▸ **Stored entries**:
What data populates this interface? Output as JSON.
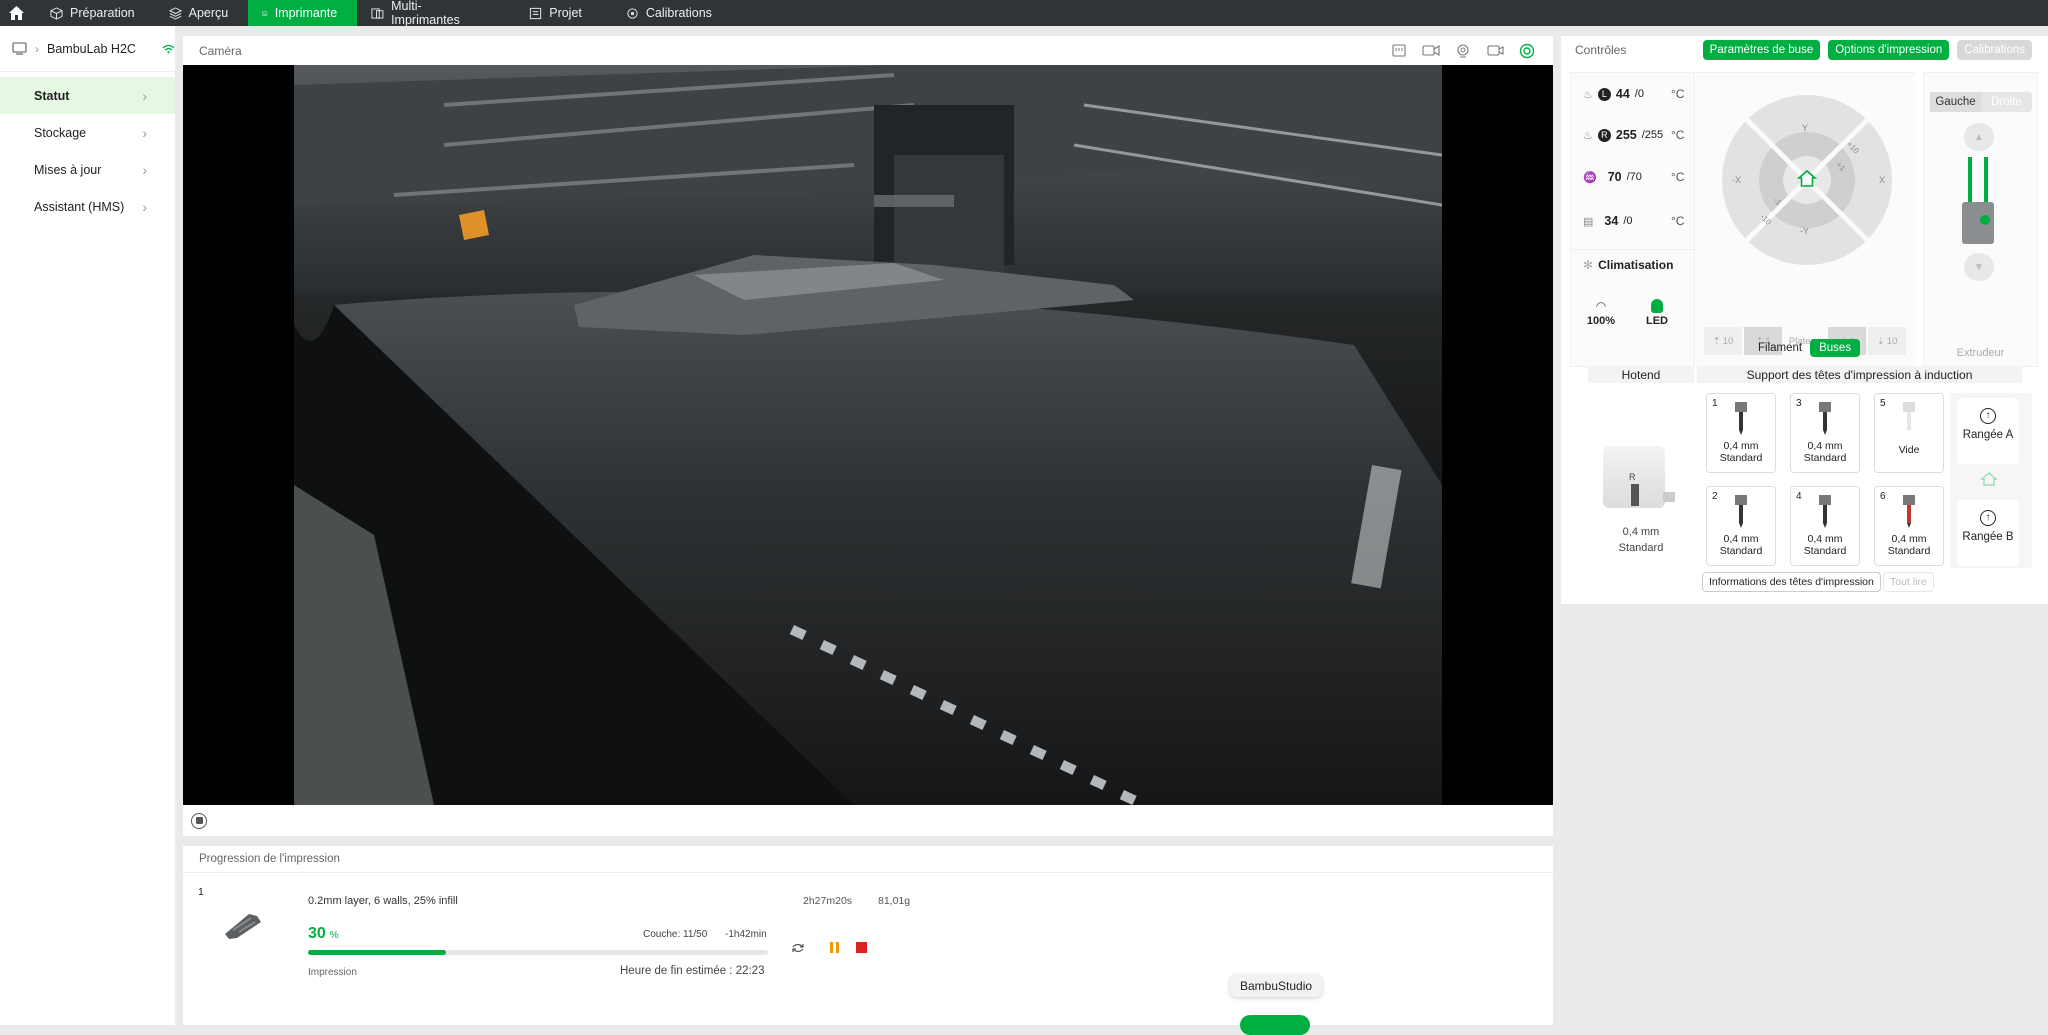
{
  "topbar": {
    "tabs": [
      {
        "label": "Préparation",
        "icon": "cube-icon"
      },
      {
        "label": "Aperçu",
        "icon": "layers-icon"
      },
      {
        "label": "Imprimante",
        "icon": "device-icon"
      },
      {
        "label": "Multi-Imprimantes",
        "icon": "multi-device-icon"
      },
      {
        "label": "Projet",
        "icon": "project-icon"
      },
      {
        "label": "Calibrations",
        "icon": "calibration-icon"
      }
    ],
    "active_tab": "Imprimante"
  },
  "sidebar": {
    "printer_name": "BambuLab H2C",
    "items": [
      {
        "label": "Statut"
      },
      {
        "label": "Stockage"
      },
      {
        "label": "Mises à jour"
      },
      {
        "label": "Assistant (HMS)"
      }
    ]
  },
  "camera": {
    "title": "Caméra",
    "overlay_text": "BambuStudio"
  },
  "progress": {
    "title": "Progression de l'impression",
    "plate_number": "1",
    "profile": "0.2mm layer, 6 walls, 25% infill",
    "duration": "2h27m20s",
    "weight": "81,01g",
    "percent": "30",
    "percent_unit": "%",
    "percent_value": 0.3,
    "layer": "Couche: 11/50",
    "remaining": "-1h42min",
    "status": "Impression",
    "eta": "Heure de fin estimée : 22:23"
  },
  "controls": {
    "title": "Contrôles",
    "btn_nozzle": "Paramètres de buse",
    "btn_print_options": "Options d'impression",
    "btn_calibrations": "Calibrations",
    "temps": [
      {
        "badge": "L",
        "current": "44",
        "target": "/0",
        "unit": "°C"
      },
      {
        "badge": "R",
        "current": "255",
        "target": "/255",
        "unit": "°C"
      },
      {
        "badge": "",
        "current": "70",
        "target": "/70",
        "unit": "°C"
      },
      {
        "badge": "",
        "current": "34",
        "target": "/0",
        "unit": "°C"
      }
    ],
    "climatisation": "Climatisation",
    "speed": "100%",
    "led": "LED",
    "jog": {
      "y_plus": "Y",
      "y_minus": "-Y",
      "x_minus": "-X",
      "x_plus": "X",
      "plus10": "+10",
      "plus1": "+1",
      "minus1": "-1",
      "minus10": "-10"
    },
    "bed_buttons": [
      "10",
      "1",
      "Plateau",
      "1",
      "10"
    ],
    "extruder_seg_left": "Gauche",
    "extruder_seg_right": "Droite",
    "extruder_label": "Extrudeur",
    "toggle_filament": "Filament",
    "toggle_buses": "Buses",
    "hotend_title": "Hotend",
    "hotend_letter": "R",
    "hotend_size": "0,4 mm",
    "hotend_type": "Standard",
    "rack_title": "Support des têtes d'impression à induction",
    "nozzles": [
      {
        "n": "1",
        "size": "0,4 mm",
        "type": "Standard"
      },
      {
        "n": "3",
        "size": "0,4 mm",
        "type": "Standard"
      },
      {
        "n": "5",
        "size": "",
        "type": "Vide"
      },
      {
        "n": "2",
        "size": "0,4 mm",
        "type": "Standard"
      },
      {
        "n": "4",
        "size": "0,4 mm",
        "type": "Standard"
      },
      {
        "n": "6",
        "size": "0,4 mm",
        "type": "Standard"
      }
    ],
    "row_a": "Rangée A",
    "row_b": "Rangée B",
    "btn_info": "Informations des têtes d'impression",
    "btn_read_all": "Tout lire"
  },
  "colors": {
    "accent": "#00ae42",
    "topbar": "#2f3436",
    "stop": "#e02020",
    "pause": "#f39800"
  }
}
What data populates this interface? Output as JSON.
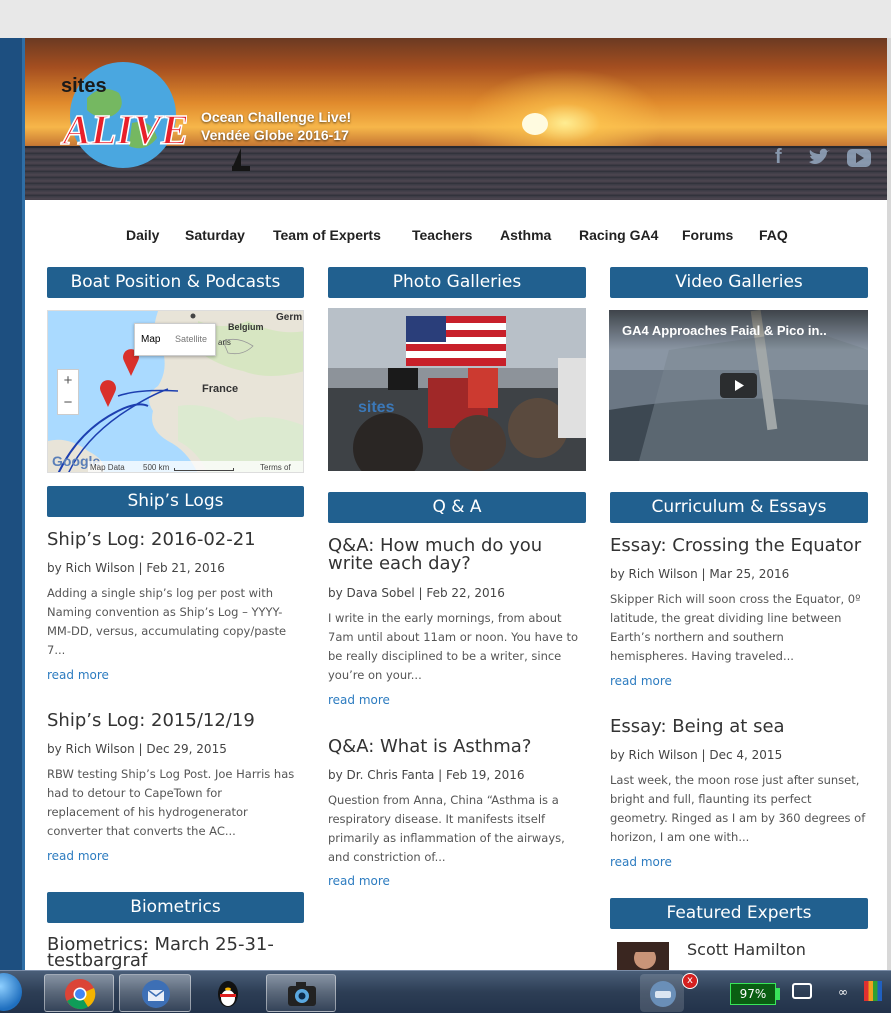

▸ **Task to complete**: Reproduce the whole listing exactly, but not the images in it.

▸ **Finished exercise**:
What data populates this interface? Output as JSON.
{
  "topbar": {
    "tabs": [
      {
        "label": "Préparation",
        "icon": "cube-icon"
      },
      {
        "label": "Aperçu",
        "icon": "layers-icon"
      },
      {
        "label": "Imprimante",
        "icon": "device-icon"
      },
      {
        "label": "Multi-Imprimantes",
        "icon": "multi-device-icon"
      },
      {
        "label": "Projet",
        "icon": "project-icon"
      },
      {
        "label": "Calibrations",
        "icon": "calibration-icon"
      }
    ],
    "active_tab": "Imprimante"
  },
  "sidebar": {
    "printer_name": "BambuLab H2C",
    "items": [
      {
        "label": "Statut"
      },
      {
        "label": "Stockage"
      },
      {
        "label": "Mises à jour"
      },
      {
        "label": "Assistant (HMS)"
      }
    ]
  },
  "camera": {
    "title": "Caméra",
    "overlay_text": "BambuStudio"
  },
  "progress": {
    "title": "Progression de l'impression",
    "plate_number": "1",
    "profile": "0.2mm layer, 6 walls, 25% infill",
    "duration": "2h27m20s",
    "weight": "81,01g",
    "percent": "30",
    "percent_unit": "%",
    "percent_value": 0.3,
    "layer": "Couche: 11/50",
    "remaining": "-1h42min",
    "status": "Impression",
    "eta": "Heure de fin estimée : 22:23"
  },
  "controls": {
    "title": "Contrôles",
    "btn_nozzle": "Paramètres de buse",
    "btn_print_options": "Options d'impression",
    "btn_calibrations": "Calibrations",
    "temps": [
      {
        "badge": "L",
        "current": "44",
        "target": "/0",
        "unit": "°C"
      },
      {
        "badge": "R",
        "current": "255",
        "target": "/255",
        "unit": "°C"
      },
      {
        "badge": "",
        "current": "70",
        "target": "/70",
        "unit": "°C"
      },
      {
        "badge": "",
        "current": "34",
        "target": "/0",
        "unit": "°C"
      }
    ],
    "climatisation": "Climatisation",
    "speed": "100%",
    "led": "LED",
    "jog": {
      "y_plus": "Y",
      "y_minus": "-Y",
      "x_minus": "-X",
      "x_plus": "X",
      "plus10": "+10",
      "plus1": "+1",
      "minus1": "-1",
      "minus10": "-10"
    },
    "bed_buttons": [
      "10",
      "1",
      "Plateau",
      "1",
      "10"
    ],
    "extruder_seg_left": "Gauche",
    "extruder_seg_right": "Droite",
    "extruder_label": "Extrudeur",
    "toggle_filament": "Filament",
    "toggle_buses": "Buses",
    "hotend_title": "Hotend",
    "hotend_letter": "R",
    "hotend_size": "0,4 mm",
    "hotend_type": "Standard",
    "rack_title": "Support des têtes d'impression à induction",
    "nozzles": [
      {
        "n": "1",
        "size": "0,4 mm",
        "type": "Standard"
      },
      {
        "n": "3",
        "size": "0,4 mm",
        "type": "Standard"
      },
      {
        "n": "5",
        "size": "",
        "type": "Vide"
      },
      {
        "n": "2",
        "size": "0,4 mm",
        "type": "Standard"
      },
      {
        "n": "4",
        "size": "0,4 mm",
        "type": "Standard"
      },
      {
        "n": "6",
        "size": "0,4 mm",
        "type": "Standard"
      }
    ],
    "row_a": "Rangée A",
    "row_b": "Rangée B",
    "btn_info": "Informations des têtes d'impression",
    "btn_read_all": "Tout lire"
  },
  "colors": {
    "accent": "#00ae42",
    "topbar": "#2f3436",
    "stop": "#e02020",
    "pause": "#f39800"
  }
}
What data populates this interface? Output as JSON.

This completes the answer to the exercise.